##### Source records

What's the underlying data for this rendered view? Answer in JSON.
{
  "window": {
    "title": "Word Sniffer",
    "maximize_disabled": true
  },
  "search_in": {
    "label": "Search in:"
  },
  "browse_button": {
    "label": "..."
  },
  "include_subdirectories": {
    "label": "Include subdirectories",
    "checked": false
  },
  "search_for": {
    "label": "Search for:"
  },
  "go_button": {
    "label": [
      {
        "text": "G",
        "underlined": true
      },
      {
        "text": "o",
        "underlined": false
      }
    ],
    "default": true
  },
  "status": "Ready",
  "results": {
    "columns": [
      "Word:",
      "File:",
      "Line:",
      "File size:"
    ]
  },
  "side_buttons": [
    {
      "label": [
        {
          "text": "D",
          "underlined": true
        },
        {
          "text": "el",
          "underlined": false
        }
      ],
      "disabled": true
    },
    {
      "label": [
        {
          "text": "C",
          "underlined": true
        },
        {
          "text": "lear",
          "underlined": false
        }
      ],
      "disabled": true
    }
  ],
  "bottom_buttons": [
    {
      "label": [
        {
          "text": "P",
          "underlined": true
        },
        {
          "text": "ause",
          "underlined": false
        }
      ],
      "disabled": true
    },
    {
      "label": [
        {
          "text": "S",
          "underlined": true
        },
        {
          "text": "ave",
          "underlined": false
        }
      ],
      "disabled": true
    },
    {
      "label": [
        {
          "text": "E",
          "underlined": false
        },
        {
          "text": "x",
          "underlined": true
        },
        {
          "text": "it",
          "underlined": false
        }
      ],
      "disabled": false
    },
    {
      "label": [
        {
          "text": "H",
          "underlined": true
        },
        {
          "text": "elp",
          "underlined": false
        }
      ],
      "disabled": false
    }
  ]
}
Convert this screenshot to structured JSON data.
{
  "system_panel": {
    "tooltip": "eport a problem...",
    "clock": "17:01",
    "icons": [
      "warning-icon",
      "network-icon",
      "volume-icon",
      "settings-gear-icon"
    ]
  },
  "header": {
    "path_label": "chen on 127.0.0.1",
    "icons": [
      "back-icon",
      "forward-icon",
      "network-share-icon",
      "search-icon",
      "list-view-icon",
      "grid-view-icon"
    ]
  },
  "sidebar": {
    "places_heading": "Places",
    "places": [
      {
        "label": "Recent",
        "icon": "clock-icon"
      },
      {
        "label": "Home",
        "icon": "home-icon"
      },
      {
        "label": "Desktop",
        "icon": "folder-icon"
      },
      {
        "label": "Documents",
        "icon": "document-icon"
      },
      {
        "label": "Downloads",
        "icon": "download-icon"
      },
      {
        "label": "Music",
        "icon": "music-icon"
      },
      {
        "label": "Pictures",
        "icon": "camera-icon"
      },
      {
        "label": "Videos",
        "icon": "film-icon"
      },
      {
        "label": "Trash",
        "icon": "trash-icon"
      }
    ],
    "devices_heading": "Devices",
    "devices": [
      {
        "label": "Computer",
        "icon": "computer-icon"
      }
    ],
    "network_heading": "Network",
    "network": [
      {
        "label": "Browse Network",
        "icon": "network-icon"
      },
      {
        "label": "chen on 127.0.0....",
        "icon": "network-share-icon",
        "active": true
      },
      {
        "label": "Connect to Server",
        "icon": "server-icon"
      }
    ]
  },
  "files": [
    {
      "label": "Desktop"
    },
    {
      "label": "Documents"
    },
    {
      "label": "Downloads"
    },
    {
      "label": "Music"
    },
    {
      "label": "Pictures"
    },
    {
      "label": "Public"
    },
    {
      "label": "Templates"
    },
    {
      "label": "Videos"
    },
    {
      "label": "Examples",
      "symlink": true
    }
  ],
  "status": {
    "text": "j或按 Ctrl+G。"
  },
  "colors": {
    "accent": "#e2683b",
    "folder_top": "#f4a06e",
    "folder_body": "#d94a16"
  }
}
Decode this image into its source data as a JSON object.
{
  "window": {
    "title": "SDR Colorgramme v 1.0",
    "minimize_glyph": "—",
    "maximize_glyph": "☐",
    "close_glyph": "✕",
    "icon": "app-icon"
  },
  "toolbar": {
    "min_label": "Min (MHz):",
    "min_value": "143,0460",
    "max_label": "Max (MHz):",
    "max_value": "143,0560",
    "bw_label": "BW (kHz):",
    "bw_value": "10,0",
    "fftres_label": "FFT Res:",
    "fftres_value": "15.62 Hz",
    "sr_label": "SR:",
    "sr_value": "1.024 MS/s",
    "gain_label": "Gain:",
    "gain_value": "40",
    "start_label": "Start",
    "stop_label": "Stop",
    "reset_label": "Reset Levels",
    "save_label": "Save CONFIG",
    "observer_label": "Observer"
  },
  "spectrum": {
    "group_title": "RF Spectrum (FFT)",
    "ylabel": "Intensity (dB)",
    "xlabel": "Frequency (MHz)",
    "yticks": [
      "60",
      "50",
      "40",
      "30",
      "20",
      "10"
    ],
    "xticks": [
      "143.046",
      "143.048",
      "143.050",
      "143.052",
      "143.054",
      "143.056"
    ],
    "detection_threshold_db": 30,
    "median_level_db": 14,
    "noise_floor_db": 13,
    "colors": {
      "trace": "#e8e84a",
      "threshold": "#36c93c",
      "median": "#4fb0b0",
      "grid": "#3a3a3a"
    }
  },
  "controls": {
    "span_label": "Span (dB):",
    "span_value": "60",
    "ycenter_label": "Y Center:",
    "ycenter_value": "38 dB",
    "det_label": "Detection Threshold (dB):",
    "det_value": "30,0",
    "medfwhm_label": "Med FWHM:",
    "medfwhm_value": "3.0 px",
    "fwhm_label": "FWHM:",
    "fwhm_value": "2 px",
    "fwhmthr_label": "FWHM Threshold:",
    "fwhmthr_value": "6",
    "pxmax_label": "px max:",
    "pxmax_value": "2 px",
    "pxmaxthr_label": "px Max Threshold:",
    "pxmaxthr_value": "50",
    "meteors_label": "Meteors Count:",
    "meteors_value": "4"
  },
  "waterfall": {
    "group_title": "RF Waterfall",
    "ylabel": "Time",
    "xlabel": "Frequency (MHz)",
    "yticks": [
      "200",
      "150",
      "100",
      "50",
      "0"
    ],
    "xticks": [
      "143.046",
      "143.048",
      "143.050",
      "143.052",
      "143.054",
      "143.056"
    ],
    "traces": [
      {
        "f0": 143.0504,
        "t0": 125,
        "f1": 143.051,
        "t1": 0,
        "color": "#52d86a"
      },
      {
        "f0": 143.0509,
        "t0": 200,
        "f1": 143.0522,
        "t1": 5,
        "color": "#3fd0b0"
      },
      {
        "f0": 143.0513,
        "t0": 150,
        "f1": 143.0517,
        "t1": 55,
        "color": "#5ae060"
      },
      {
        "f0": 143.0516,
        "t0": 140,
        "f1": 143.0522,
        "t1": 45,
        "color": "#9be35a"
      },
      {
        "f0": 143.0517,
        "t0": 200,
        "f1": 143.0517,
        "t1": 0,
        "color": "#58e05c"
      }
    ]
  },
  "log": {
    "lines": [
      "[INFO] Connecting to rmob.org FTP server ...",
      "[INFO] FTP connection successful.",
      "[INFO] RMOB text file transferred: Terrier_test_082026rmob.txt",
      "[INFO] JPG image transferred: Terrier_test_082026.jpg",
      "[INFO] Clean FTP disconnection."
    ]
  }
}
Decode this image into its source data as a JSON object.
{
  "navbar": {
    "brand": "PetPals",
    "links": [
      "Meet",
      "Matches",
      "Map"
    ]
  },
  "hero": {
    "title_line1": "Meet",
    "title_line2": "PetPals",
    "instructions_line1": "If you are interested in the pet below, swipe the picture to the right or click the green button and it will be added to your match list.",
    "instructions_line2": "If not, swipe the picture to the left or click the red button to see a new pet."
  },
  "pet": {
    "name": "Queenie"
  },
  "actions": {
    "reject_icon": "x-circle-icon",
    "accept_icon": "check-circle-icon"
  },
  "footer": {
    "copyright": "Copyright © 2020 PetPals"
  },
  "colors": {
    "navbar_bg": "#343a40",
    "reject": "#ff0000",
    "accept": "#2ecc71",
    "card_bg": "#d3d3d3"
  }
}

##########

§ **Requirements**
From the data above, work out how many lines hold "share". Answer with the number alone.

§ **Expected output**
2